• **TEXT**:
In case we have any doubts about praying together as husband and wife, Gouge spells things out. While such prayer ‘does especially concern the husband, who is as a priest unto his wife, and ought to be her mouth to God when they two are together: yet I doubt not, but that the wife may pray in her husband’s presence when they two are alone’. He goes on to say that it may be that a Christian wife may be ‘much better able to perform that duty than the man is, as many wives are’.

Perhaps he himself knew from experience just how excellent, powerful and edifying were the prayers of his godly Elizabeth.

What to pray?

In his Of Domestical Duties Gouge then boldly goes on to suggest five topics of prayer which are ‘most meet to be mentioned in private prayer betwixt themselves’, as man and wife.

* First, man and wife should pray that as they are one flesh so they may be also one in spirit, ‘that their hearts may be as one, knit together by a true, spiritual, matrimonial love: always delighting in one another, ever helpful to one another, and ready with all willingness and cheerfulness to perform all those duties which they owe to one another’. We need to pray for a deep intimacy and love in our marriages.

• **INFORMATION SHOWN**:

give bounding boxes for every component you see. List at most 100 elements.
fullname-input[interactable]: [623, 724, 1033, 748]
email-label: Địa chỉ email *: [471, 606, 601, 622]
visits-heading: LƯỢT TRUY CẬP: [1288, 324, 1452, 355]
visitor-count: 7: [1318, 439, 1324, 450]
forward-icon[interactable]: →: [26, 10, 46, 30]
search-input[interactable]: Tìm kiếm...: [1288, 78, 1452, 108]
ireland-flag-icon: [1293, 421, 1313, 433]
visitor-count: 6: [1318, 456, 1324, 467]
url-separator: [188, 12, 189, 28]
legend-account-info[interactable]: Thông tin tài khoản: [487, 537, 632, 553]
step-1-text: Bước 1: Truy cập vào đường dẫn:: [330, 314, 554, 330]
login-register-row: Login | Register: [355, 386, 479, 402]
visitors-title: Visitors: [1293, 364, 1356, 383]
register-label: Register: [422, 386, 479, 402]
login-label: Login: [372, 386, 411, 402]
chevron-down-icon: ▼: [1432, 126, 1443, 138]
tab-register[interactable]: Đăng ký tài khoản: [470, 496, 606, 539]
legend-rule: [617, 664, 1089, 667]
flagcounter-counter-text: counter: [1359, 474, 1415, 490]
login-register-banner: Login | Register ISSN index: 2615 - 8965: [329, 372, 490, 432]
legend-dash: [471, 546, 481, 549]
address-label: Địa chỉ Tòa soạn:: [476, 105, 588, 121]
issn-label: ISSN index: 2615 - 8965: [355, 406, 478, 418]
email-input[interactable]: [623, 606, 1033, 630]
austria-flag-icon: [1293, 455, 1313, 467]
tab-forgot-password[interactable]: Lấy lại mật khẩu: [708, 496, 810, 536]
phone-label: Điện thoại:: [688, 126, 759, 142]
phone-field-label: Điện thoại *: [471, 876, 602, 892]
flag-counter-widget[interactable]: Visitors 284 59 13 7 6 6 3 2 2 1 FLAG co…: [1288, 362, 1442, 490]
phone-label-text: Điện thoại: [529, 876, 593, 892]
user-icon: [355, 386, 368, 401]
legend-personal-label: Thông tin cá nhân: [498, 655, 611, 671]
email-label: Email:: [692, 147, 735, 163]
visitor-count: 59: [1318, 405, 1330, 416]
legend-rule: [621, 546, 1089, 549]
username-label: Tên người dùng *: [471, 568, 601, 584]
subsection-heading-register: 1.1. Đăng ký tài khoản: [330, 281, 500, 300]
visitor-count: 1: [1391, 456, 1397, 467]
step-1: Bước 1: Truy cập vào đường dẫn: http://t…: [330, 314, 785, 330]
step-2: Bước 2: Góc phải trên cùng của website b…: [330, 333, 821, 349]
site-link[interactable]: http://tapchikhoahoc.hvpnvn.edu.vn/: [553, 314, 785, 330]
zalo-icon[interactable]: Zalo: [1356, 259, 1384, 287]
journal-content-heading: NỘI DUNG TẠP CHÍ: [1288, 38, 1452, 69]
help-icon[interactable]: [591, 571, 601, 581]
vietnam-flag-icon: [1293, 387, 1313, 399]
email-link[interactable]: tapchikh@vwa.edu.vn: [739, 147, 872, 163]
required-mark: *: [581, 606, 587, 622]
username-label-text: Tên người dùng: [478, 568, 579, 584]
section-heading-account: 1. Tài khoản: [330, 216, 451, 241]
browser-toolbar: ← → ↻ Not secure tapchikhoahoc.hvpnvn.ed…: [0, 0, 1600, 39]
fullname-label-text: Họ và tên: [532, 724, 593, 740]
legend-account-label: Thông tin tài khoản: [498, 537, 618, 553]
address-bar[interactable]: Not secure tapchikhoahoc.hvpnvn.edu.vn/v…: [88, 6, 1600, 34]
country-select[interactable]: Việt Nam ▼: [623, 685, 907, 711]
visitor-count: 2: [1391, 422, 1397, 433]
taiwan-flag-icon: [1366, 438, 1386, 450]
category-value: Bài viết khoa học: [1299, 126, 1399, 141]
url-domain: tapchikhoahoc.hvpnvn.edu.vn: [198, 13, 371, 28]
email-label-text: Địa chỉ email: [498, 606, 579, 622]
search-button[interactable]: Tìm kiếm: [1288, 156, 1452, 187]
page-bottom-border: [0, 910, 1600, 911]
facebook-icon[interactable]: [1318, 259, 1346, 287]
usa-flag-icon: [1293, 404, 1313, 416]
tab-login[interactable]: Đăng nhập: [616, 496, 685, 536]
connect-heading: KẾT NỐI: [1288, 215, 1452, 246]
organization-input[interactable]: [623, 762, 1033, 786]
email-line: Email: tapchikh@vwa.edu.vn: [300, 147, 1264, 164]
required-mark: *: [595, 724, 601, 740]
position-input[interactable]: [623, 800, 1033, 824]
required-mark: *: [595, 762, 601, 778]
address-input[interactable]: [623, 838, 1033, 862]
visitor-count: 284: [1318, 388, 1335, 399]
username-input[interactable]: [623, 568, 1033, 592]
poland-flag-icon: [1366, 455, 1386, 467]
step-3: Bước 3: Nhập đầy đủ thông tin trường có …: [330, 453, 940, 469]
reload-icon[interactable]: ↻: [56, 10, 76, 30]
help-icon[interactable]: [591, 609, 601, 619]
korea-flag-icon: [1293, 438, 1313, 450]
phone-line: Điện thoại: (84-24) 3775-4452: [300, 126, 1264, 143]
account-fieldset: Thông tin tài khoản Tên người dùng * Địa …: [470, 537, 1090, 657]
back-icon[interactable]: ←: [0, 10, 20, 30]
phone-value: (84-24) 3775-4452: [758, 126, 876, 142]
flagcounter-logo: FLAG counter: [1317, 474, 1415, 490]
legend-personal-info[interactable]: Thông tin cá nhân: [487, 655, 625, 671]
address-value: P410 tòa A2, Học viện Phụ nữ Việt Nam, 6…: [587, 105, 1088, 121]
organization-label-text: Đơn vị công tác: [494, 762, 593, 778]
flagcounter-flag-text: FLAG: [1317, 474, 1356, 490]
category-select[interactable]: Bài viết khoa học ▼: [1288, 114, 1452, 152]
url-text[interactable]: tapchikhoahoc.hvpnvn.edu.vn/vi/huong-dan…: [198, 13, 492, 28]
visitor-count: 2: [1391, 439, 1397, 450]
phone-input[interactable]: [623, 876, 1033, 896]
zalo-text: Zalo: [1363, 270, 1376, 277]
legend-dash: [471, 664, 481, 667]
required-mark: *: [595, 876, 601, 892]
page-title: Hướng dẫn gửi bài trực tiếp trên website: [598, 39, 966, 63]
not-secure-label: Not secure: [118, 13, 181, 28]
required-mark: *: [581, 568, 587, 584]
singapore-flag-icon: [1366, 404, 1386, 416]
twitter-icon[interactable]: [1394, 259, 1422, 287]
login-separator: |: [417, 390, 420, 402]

• **GOAL 1**: Transcribe the Gouge passage between "In case we have" and "What to pray?", inclusive.
• **GOAL 2**: Rewrite the records from their first line through the line holding "forward-icon[interactable]: →: [26, 10, 46, 30]", inclusive, with "bounding boxes" replaced by "box coordinates" and nothing else changed.
These records have no connection to the Gouge passage.

• **FULL RESPONSE 1**:
In case we have any doubts about praying together as husband and wife, Gouge spells things out. While such prayer ‘does especially concern the husband, who is as a priest unto his wife, and ought to be her mouth to God when they two are together: yet I doubt not, but that the wife may pray in her husband’s presence when they two are alone’. He goes on to say that it may be that a Christian wife may be ‘much better able to perform that duty than the man is, as many wives are’.

Perhaps he himself knew from experience just how excellent, powerful and edifying were the prayers of his godly Elizabeth.

What to pray?

• **FULL RESPONSE 2**:
give box coordinates for every component you see. List at most 100 elements.
fullname-input[interactable]: [623, 724, 1033, 748]
email-label: Địa chỉ email *: [471, 606, 601, 622]
visits-heading: LƯỢT TRUY CẬP: [1288, 324, 1452, 355]
visitor-count: 7: [1318, 439, 1324, 450]
forward-icon[interactable]: →: [26, 10, 46, 30]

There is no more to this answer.